■ **What to work on**:
Collect each line holding the string "Etat".

■ **Chart and figure data**:
Begin
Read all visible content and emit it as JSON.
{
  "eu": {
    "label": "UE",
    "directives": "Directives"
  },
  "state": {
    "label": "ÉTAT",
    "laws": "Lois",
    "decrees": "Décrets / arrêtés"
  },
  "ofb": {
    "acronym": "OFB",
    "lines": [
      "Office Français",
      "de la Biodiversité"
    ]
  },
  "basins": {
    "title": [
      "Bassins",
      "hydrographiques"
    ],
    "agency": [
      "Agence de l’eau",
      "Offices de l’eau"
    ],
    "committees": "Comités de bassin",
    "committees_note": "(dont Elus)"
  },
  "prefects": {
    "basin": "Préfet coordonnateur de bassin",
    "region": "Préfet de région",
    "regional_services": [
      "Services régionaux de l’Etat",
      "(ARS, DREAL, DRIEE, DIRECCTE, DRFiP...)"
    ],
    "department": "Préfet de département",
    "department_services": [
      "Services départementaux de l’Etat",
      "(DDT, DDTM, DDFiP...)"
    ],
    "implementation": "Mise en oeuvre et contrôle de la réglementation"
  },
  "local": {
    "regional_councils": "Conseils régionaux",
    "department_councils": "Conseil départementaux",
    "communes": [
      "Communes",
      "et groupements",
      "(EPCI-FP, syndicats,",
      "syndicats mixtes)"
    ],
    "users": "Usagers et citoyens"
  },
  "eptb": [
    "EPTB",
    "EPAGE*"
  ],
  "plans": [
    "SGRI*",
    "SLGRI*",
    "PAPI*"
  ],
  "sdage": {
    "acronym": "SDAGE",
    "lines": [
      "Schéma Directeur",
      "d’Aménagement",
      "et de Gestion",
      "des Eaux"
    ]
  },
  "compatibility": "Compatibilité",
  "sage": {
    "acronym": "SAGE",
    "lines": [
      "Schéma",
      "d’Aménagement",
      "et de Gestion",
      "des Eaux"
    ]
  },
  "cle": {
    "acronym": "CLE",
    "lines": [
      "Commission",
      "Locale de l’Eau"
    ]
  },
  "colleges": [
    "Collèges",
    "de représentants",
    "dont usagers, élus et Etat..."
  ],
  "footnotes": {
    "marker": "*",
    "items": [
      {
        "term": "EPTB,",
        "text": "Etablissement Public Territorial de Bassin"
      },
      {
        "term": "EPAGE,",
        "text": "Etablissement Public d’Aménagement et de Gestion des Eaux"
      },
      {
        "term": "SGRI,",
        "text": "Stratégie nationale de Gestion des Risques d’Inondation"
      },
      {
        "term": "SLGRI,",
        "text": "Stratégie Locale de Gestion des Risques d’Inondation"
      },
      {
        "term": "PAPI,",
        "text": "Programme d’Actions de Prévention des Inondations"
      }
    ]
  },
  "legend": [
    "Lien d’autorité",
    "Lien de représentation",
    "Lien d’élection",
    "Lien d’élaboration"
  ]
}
End
■ **Worked answer**:
      "Services régionaux de l’Etat",
      "Services départementaux de l’Etat",
    "dont usagers, élus et Etat..."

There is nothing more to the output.